Exercise requirements:
Reproduce the records below exactly, leaving out any pictures.

Items:
= = = =

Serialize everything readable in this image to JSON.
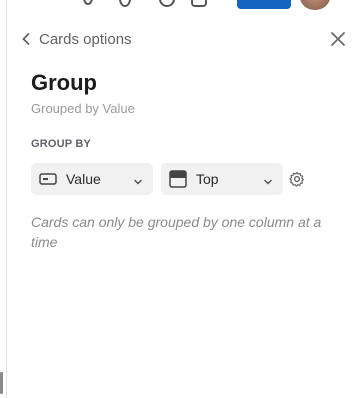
{
  "header": {
    "back_label": "Cards options",
    "back_icon": "chevron-left-icon",
    "close_icon": "close-icon"
  },
  "panel": {
    "title": "Group",
    "subtitle": "Grouped by Value",
    "section_label": "GROUP BY",
    "group_select": {
      "value": "Value",
      "icon": "card-field-icon"
    },
    "position_select": {
      "value": "Top",
      "icon": "layout-top-icon"
    },
    "settings_icon": "gear-icon",
    "note": "Cards can only be grouped by one column at a time"
  },
  "colors": {
    "accent": "#1565c0",
    "select_bg": "#f1f1f1",
    "muted_text": "#8a8a8a"
  }
}
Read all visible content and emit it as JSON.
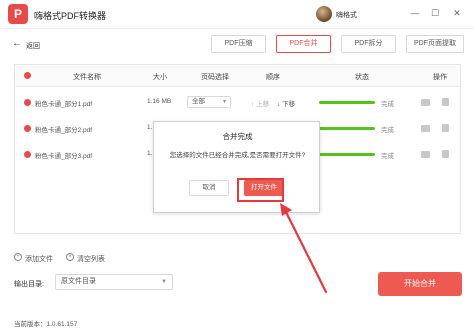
{
  "app": {
    "title": "嗨格式PDF转换器",
    "logo_glyph": "P",
    "username": "嗨格式"
  },
  "window": {
    "min_glyph": "—",
    "max_glyph": "☐",
    "close_glyph": "✕"
  },
  "nav": {
    "back_glyph": "←",
    "back_label": "返回"
  },
  "tabs": [
    {
      "label": "PDF压缩",
      "active": false
    },
    {
      "label": "PDF合并",
      "active": true
    },
    {
      "label": "PDF拆分",
      "active": false
    },
    {
      "label": "PDF页面提取",
      "active": false
    }
  ],
  "table": {
    "headers": {
      "name": "文件名称",
      "size": "大小",
      "page": "页码选择",
      "order": "顺序",
      "status": "状态",
      "action": "操作"
    },
    "rows": [
      {
        "name": "粉色卡通_部分1.pdf",
        "size": "1.16 MB",
        "page": "全部",
        "up": "上移",
        "down": "下移",
        "progress": 1.0,
        "status": "完成"
      },
      {
        "name": "粉色卡通_部分2.pdf",
        "size": "1.16 MB",
        "page": "全部",
        "up": "上移",
        "down": "下移",
        "progress": 1.0,
        "status": "完成"
      },
      {
        "name": "粉色卡通_部分3.pdf",
        "size": "1.16 MB",
        "page": "全部",
        "up": "上移",
        "down": "下移",
        "progress": 1.0,
        "status": "完成"
      }
    ]
  },
  "bottom": {
    "add_file": "添加文件",
    "clear_list": "清空列表",
    "output_label": "输出目录:",
    "output_value": "原文件目录",
    "start_button": "开始合并",
    "version": "当前版本：1.0.61.157"
  },
  "modal": {
    "title": "合并完成",
    "message": "您选择的文件已经合并完成,是否需要打开文件?",
    "cancel": "取消",
    "open": "打开文件"
  },
  "colors": {
    "accent": "#ee5a52",
    "progress": "#52c41a",
    "annotation": "#e13b3b"
  }
}
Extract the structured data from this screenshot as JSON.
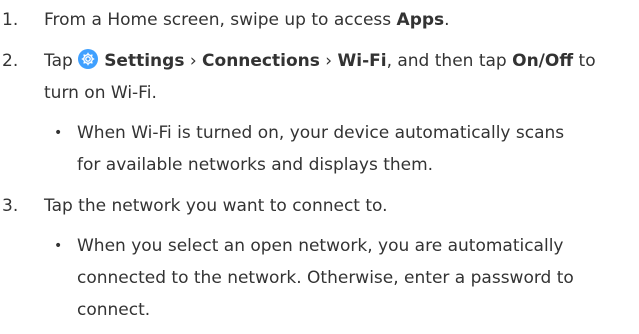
{
  "steps": [
    {
      "num": "1.",
      "pre": "From a Home screen, swipe up to access ",
      "apps": "Apps",
      "post": "."
    },
    {
      "num": "2.",
      "tap": "Tap ",
      "settings": "Settings",
      "sep1": " › ",
      "connections": "Connections",
      "sep2": " › ",
      "wifi": "Wi-Fi",
      "mid": ", and then tap ",
      "onoff": "On/Off",
      "to": " to",
      "line2": "turn on Wi-Fi.",
      "bullet_line1": "When Wi-Fi is turned on, your device automatically scans",
      "bullet_line2": "for available networks and displays them."
    },
    {
      "num": "3.",
      "text": "Tap the network you want to connect to.",
      "bullet_line1": "When you select an open network, you are automatically",
      "bullet_line2": "connected to the network. Otherwise, enter a password to",
      "bullet_line3": "connect."
    }
  ],
  "bullet_char": "•",
  "icons": {
    "settings": "gear-icon"
  },
  "colors": {
    "text": "#333333",
    "settings_icon": "#3fa0ff"
  }
}
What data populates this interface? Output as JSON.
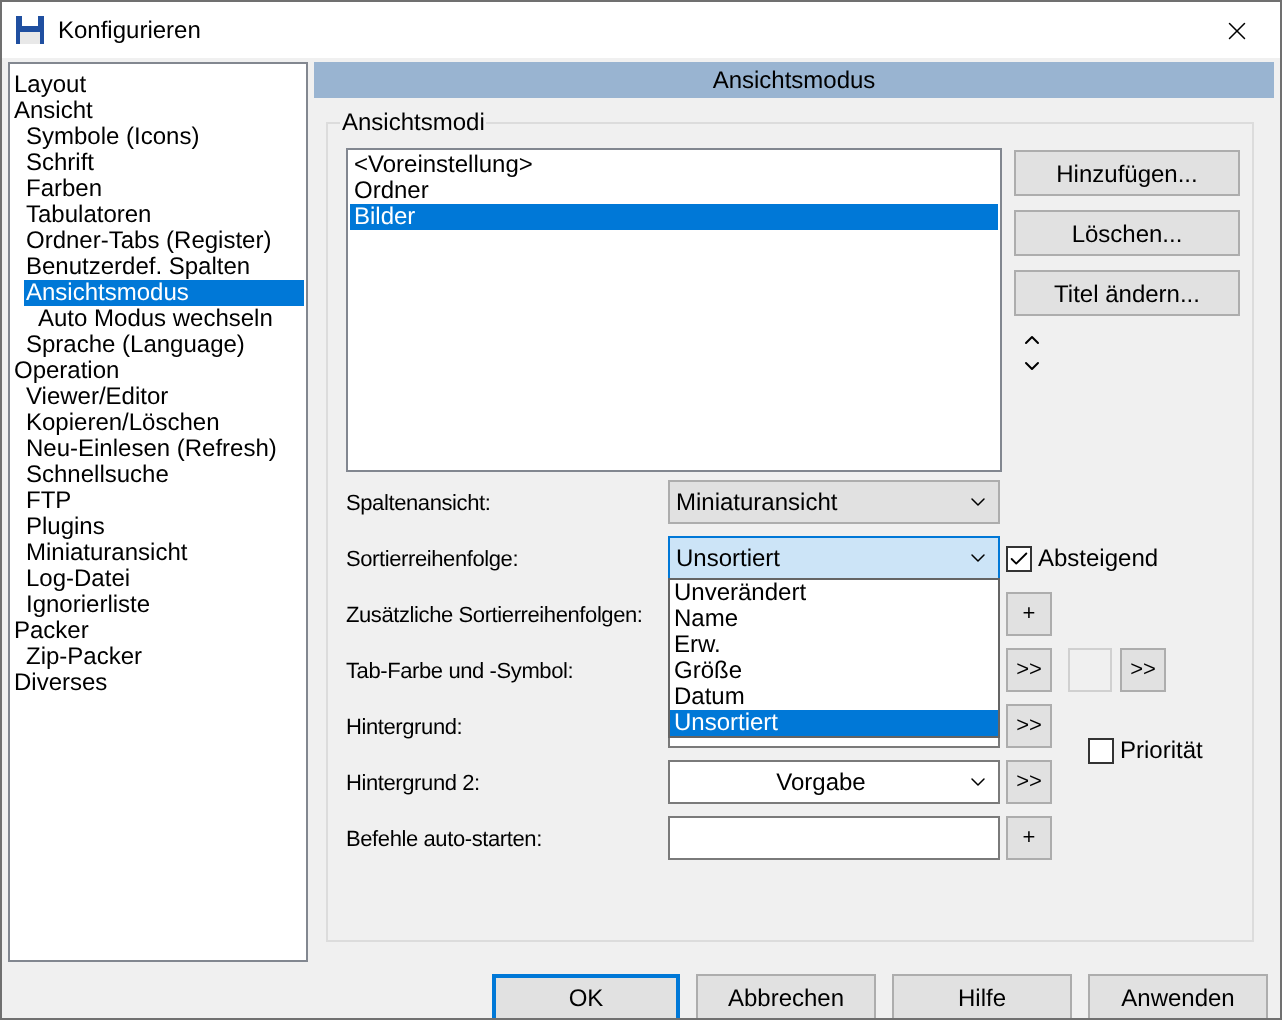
{
  "window": {
    "title": "Konfigurieren"
  },
  "tree": [
    {
      "label": "Layout",
      "selected": false
    },
    {
      "label": "Ansicht",
      "selected": false,
      "children": [
        {
          "label": "Symbole (Icons)",
          "selected": false
        },
        {
          "label": "Schrift",
          "selected": false
        },
        {
          "label": "Farben",
          "selected": false
        },
        {
          "label": "Tabulatoren",
          "selected": false
        },
        {
          "label": "Ordner-Tabs (Register)",
          "selected": false
        },
        {
          "label": "Benutzerdef. Spalten",
          "selected": false
        },
        {
          "label": "Ansichtsmodus",
          "selected": true,
          "children": [
            {
              "label": "Auto Modus wechseln",
              "selected": false
            }
          ]
        },
        {
          "label": "Sprache (Language)",
          "selected": false
        }
      ]
    },
    {
      "label": "Operation",
      "selected": false,
      "children": [
        {
          "label": "Viewer/Editor",
          "selected": false
        },
        {
          "label": "Kopieren/Löschen",
          "selected": false
        },
        {
          "label": "Neu-Einlesen (Refresh)",
          "selected": false
        },
        {
          "label": "Schnellsuche",
          "selected": false
        },
        {
          "label": "FTP",
          "selected": false
        },
        {
          "label": "Plugins",
          "selected": false
        },
        {
          "label": "Miniaturansicht",
          "selected": false
        },
        {
          "label": "Log-Datei",
          "selected": false
        },
        {
          "label": "Ignorierliste",
          "selected": false
        }
      ]
    },
    {
      "label": "Packer",
      "selected": false,
      "children": [
        {
          "label": "Zip-Packer",
          "selected": false
        }
      ]
    },
    {
      "label": "Diverses",
      "selected": false
    }
  ],
  "panel": {
    "title": "Ansichtsmodus",
    "group": {
      "title": "Ansichtsmodi",
      "modes": [
        {
          "label": "<Voreinstellung>",
          "selected": false
        },
        {
          "label": "Ordner",
          "selected": false
        },
        {
          "label": "Bilder",
          "selected": true
        }
      ],
      "buttons": [
        "Hinzufügen...",
        "Löschen...",
        "Titel ändern..."
      ],
      "rows": [
        {
          "kind": "combo",
          "label": "Spaltenansicht:",
          "value": "Miniaturansicht",
          "focused": false
        },
        {
          "kind": "combo",
          "label": "Sortierreihenfolge:",
          "value": "Unsortiert",
          "focused": true,
          "checkbox": {
            "label": "Absteigend",
            "checked": true
          }
        },
        {
          "kind": "hidden",
          "label": "Zusätzliche Sortierreihenfolgen:",
          "button": "+"
        },
        {
          "kind": "hidden_color",
          "label": "Tab-Farbe und -Symbol:",
          "button": ">>",
          "button_2": ">>"
        },
        {
          "kind": "partly_hidden",
          "label": "Hintergrund:",
          "button": ">>",
          "checkbox": {
            "label": "Priorität",
            "checked": false
          }
        },
        {
          "kind": "combo",
          "label": "Hintergrund 2:",
          "value": "Vorgabe",
          "focused": false,
          "centered": true,
          "button": ">>"
        },
        {
          "kind": "input",
          "label": "Befehle auto-starten:",
          "button": "+"
        }
      ],
      "dropdown": {
        "options": [
          {
            "label": "Unverändert",
            "selected": false
          },
          {
            "label": "Name",
            "selected": false
          },
          {
            "label": "Erw.",
            "selected": false
          },
          {
            "label": "Größe",
            "selected": false
          },
          {
            "label": "Datum",
            "selected": false
          },
          {
            "label": "Unsortiert",
            "selected": true
          }
        ]
      }
    }
  },
  "footer": [
    {
      "label": "OK",
      "default": true
    },
    {
      "label": "Abbrechen",
      "default": false
    },
    {
      "label": "Hilfe",
      "default": false
    },
    {
      "label": "Anwenden",
      "default": false
    }
  ]
}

= = = =

Exercise solution:
Serialize everything readable in this image to JSON.
{
  "header": {
    "back_label": "Cards options",
    "back_icon": "chevron-left-icon",
    "close_icon": "close-icon"
  },
  "panel": {
    "title": "Group",
    "subtitle": "Grouped by Value",
    "section_label": "GROUP BY",
    "group_select": {
      "value": "Value",
      "icon": "card-field-icon"
    },
    "position_select": {
      "value": "Top",
      "icon": "layout-top-icon"
    },
    "settings_icon": "gear-icon",
    "note": "Cards can only be grouped by one column at a time"
  },
  "colors": {
    "accent": "#1565c0",
    "select_bg": "#f1f1f1",
    "muted_text": "#8a8a8a"
  }
}
Read all visible content and emit it as JSON.
{
  "app": {
    "title": "嗨格式PDF转换器",
    "logo_glyph": "P",
    "username": "嗨格式"
  },
  "window": {
    "min_glyph": "—",
    "max_glyph": "☐",
    "close_glyph": "✕"
  },
  "nav": {
    "back_glyph": "←",
    "back_label": "返回"
  },
  "tabs": [
    {
      "label": "PDF压缩",
      "active": false
    },
    {
      "label": "PDF合并",
      "active": true
    },
    {
      "label": "PDF拆分",
      "active": false
    },
    {
      "label": "PDF页面提取",
      "active": false
    }
  ],
  "table": {
    "headers": {
      "name": "文件名称",
      "size": "大小",
      "page": "页码选择",
      "order": "顺序",
      "status": "状态",
      "action": "操作"
    },
    "rows": [
      {
        "name": "粉色卡通_部分1.pdf",
        "size": "1.16 MB",
        "page": "全部",
        "up": "上移",
        "down": "下移",
        "progress": 1.0,
        "status": "完成"
      },
      {
        "name": "粉色卡通_部分2.pdf",
        "size": "1.16 MB",
        "page": "全部",
        "up": "上移",
        "down": "下移",
        "progress": 1.0,
        "status": "完成"
      },
      {
        "name": "粉色卡通_部分3.pdf",
        "size": "1.16 MB",
        "page": "全部",
        "up": "上移",
        "down": "下移",
        "progress": 1.0,
        "status": "完成"
      }
    ]
  },
  "bottom": {
    "add_file": "添加文件",
    "clear_list": "清空列表",
    "output_label": "输出目录:",
    "output_value": "原文件目录",
    "start_button": "开始合并",
    "version": "当前版本：1.0.61.157"
  },
  "modal": {
    "title": "合并完成",
    "message": "您选择的文件已经合并完成,是否需要打开文件?",
    "cancel": "取消",
    "open": "打开文件"
  },
  "colors": {
    "accent": "#ee5a52",
    "progress": "#52c41a",
    "annotation": "#e13b3b"
  }
}
Extract the structured data from this screenshot as JSON.
{
  "steps": [
    {
      "num": "1.",
      "pre": "From a Home screen, swipe up to access ",
      "apps": "Apps",
      "post": "."
    },
    {
      "num": "2.",
      "tap": "Tap ",
      "settings": "Settings",
      "sep1": " › ",
      "connections": "Connections",
      "sep2": " › ",
      "wifi": "Wi-Fi",
      "mid": ", and then tap ",
      "onoff": "On/Off",
      "to": " to",
      "line2": "turn on Wi-Fi.",
      "bullet_line1": "When Wi-Fi is turned on, your device automatically scans",
      "bullet_line2": "for available networks and displays them."
    },
    {
      "num": "3.",
      "text": "Tap the network you want to connect to.",
      "bullet_line1": "When you select an open network, you are automatically",
      "bullet_line2": "connected to the network. Otherwise, enter a password to",
      "bullet_line3": "connect."
    }
  ],
  "bullet_char": "•",
  "icons": {
    "settings": "gear-icon"
  },
  "colors": {
    "text": "#333333",
    "settings_icon": "#3fa0ff"
  }
}
What data populates this interface? Output as JSON.
{
  "window": {
    "title": "Konfigurieren"
  },
  "tree": [
    {
      "label": "Layout",
      "selected": false
    },
    {
      "label": "Ansicht",
      "selected": false,
      "children": [
        {
          "label": "Symbole (Icons)",
          "selected": false
        },
        {
          "label": "Schrift",
          "selected": false
        },
        {
          "label": "Farben",
          "selected": false
        },
        {
          "label": "Tabulatoren",
          "selected": false
        },
        {
          "label": "Ordner-Tabs (Register)",
          "selected": false
        },
        {
          "label": "Benutzerdef. Spalten",
          "selected": false
        },
        {
          "label": "Ansichtsmodus",
          "selected": true,
          "children": [
            {
              "label": "Auto Modus wechseln",
              "selected": false
            }
          ]
        },
        {
          "label": "Sprache (Language)",
          "selected": false
        }
      ]
    },
    {
      "label": "Operation",
      "selected": false,
      "children": [
        {
          "label": "Viewer/Editor",
          "selected": false
        },
        {
          "label": "Kopieren/Löschen",
          "selected": false
        },
        {
          "label": "Neu-Einlesen (Refresh)",
          "selected": false
        },
        {
          "label": "Schnellsuche",
          "selected": false
        },
        {
          "label": "FTP",
          "selected": false
        },
        {
          "label": "Plugins",
          "selected": false
        },
        {
          "label": "Miniaturansicht",
          "selected": false
        },
        {
          "label": "Log-Datei",
          "selected": false
        },
        {
          "label": "Ignorierliste",
          "selected": false
        }
      ]
    },
    {
      "label": "Packer",
      "selected": false,
      "children": [
        {
          "label": "Zip-Packer",
          "selected": false
        }
      ]
    },
    {
      "label": "Diverses",
      "selected": false
    }
  ],
  "panel": {
    "title": "Ansichtsmodus",
    "group": {
      "title": "Ansichtsmodi",
      "modes": [
        {
          "label": "<Voreinstellung>",
          "selected": false
        },
        {
          "label": "Ordner",
          "selected": false
        },
        {
          "label": "Bilder",
          "selected": true
        }
      ],
      "buttons": [
        "Hinzufügen...",
        "Löschen...",
        "Titel ändern..."
      ],
      "rows": [
        {
          "kind": "combo",
          "label": "Spaltenansicht:",
          "value": "Miniaturansicht",
          "focused": false
        },
        {
          "kind": "combo",
          "label": "Sortierreihenfolge:",
          "value": "Unsortiert",
          "focused": true,
          "checkbox": {
            "label": "Absteigend",
            "checked": true
          }
        },
        {
          "kind": "hidden",
          "label": "Zusätzliche Sortierreihenfolgen:",
          "button": "+"
        },
        {
          "kind": "hidden_color",
          "label": "Tab-Farbe und -Symbol:",
          "button": ">>",
          "button_2": ">>"
        },
        {
          "kind": "partly_hidden",
          "label": "Hintergrund:",
          "button": ">>",
          "checkbox": {
            "label": "Priorität",
            "checked": false
          }
        },
        {
          "kind": "combo",
          "label": "Hintergrund 2:",
          "value": "Vorgabe",
          "focused": false,
          "centered": true,
          "button": ">>"
        },
        {
          "kind": "input",
          "label": "Befehle auto-starten:",
          "button": "+"
        }
      ],
      "dropdown": {
        "options": [
          {
            "label": "Unverändert",
            "selected": false
          },
          {
            "label": "Name",
            "selected": false
          },
          {
            "label": "Erw.",
            "selected": false
          },
          {
            "label": "Größe",
            "selected": false
          },
          {
            "label": "Datum",
            "selected": false
          },
          {
            "label": "Unsortiert",
            "selected": true
          }
        ]
      }
    }
  },
  "footer": [
    {
      "label": "OK",
      "default": true
    },
    {
      "label": "Abbrechen",
      "default": false
    },
    {
      "label": "Hilfe",
      "default": false
    },
    {
      "label": "Anwenden",
      "default": false
    }
  ]
}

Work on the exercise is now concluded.